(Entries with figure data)
════

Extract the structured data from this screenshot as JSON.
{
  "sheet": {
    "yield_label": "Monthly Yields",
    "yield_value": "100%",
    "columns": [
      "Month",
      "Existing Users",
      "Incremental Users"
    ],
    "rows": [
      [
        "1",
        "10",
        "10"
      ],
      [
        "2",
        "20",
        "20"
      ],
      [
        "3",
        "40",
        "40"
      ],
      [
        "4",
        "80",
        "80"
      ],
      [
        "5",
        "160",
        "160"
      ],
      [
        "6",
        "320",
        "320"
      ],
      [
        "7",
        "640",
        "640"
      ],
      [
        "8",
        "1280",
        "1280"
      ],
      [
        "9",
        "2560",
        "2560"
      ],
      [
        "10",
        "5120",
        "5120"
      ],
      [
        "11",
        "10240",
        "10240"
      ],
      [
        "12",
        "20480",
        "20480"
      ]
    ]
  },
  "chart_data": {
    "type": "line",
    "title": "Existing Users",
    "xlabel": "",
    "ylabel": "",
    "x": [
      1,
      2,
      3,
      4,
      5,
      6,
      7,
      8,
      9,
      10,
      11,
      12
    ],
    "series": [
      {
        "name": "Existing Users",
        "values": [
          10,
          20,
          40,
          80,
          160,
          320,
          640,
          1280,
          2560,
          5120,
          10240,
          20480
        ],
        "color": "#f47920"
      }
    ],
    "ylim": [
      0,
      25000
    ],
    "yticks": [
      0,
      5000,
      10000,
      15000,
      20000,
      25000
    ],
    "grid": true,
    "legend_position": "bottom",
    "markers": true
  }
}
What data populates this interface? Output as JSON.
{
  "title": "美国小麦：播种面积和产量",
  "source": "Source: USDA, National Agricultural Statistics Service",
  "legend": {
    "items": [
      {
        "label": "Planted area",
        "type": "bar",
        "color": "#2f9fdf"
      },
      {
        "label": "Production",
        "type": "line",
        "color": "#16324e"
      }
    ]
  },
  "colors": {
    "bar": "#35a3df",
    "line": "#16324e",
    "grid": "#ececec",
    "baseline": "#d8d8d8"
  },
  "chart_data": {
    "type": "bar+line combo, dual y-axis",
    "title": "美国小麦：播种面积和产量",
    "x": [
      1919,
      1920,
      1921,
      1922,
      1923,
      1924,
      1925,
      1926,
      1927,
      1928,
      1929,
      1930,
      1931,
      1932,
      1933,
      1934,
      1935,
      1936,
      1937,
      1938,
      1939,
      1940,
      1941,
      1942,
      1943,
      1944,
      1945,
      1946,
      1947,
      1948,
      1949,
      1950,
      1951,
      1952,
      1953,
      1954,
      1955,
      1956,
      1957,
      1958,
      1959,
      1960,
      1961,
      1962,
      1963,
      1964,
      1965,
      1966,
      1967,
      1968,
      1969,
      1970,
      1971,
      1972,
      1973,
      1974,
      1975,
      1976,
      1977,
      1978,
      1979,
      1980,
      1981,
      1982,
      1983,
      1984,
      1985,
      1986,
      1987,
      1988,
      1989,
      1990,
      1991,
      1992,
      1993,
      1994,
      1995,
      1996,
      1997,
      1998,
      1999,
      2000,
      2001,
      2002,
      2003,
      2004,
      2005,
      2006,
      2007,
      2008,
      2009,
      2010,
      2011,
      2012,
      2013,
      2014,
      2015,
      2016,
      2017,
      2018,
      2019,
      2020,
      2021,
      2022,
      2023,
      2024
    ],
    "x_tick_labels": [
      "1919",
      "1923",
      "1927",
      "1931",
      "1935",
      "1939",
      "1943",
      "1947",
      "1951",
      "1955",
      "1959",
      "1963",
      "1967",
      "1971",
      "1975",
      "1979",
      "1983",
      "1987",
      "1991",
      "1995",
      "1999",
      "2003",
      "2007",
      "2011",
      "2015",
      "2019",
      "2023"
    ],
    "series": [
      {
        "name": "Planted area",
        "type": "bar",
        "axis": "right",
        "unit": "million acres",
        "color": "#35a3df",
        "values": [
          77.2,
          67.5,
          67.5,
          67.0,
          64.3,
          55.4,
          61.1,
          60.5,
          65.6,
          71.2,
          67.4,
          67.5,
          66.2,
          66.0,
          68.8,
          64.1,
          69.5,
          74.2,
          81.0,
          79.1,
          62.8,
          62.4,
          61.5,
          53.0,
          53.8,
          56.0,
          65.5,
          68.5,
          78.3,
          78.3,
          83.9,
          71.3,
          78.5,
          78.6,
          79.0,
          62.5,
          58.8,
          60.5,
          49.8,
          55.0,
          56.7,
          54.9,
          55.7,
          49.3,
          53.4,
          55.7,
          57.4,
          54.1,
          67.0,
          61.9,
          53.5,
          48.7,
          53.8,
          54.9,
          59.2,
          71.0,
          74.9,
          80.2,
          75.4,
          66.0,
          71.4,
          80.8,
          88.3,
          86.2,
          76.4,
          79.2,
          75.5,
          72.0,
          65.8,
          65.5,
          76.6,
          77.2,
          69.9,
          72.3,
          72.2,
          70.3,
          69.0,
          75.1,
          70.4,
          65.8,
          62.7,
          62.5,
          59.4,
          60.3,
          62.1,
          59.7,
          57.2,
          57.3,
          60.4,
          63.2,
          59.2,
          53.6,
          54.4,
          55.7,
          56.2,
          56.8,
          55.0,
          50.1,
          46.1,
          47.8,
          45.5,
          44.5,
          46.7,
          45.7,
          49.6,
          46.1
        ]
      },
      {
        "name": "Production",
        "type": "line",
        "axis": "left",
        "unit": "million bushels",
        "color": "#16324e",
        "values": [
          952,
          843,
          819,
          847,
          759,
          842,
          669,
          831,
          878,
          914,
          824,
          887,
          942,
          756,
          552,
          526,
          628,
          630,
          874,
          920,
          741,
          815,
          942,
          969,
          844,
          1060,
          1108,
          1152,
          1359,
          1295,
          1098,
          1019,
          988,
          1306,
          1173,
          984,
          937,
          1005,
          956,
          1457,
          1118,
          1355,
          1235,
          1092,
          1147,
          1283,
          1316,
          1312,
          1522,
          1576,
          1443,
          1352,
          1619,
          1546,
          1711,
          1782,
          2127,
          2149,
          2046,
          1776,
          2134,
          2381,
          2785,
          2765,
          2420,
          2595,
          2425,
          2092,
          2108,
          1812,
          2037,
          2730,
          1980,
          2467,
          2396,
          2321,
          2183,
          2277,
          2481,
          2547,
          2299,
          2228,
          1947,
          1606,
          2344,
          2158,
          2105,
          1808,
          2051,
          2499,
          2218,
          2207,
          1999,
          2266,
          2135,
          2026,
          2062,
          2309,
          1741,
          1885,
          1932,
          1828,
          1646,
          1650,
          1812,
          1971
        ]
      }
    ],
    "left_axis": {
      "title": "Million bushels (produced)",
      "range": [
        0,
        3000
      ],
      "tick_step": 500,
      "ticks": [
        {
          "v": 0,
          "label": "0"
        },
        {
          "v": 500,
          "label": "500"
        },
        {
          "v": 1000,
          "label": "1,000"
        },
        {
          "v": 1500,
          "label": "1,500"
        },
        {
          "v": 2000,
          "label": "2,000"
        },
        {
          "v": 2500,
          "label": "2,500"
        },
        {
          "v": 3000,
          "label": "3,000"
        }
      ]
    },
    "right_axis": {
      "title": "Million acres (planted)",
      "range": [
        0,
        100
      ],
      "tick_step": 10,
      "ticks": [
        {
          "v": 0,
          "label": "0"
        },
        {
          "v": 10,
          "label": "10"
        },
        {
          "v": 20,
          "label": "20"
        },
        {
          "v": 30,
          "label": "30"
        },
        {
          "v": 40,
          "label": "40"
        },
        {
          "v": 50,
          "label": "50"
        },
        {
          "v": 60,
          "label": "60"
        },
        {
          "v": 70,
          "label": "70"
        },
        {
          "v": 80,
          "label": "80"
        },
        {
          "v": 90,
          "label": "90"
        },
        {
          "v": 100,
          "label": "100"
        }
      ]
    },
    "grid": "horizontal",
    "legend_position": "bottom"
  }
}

════

Select and copy each line from the data that includes the word "name".

        "name": "Existing Users",
        "name": "Planted area",
        "name": "Production",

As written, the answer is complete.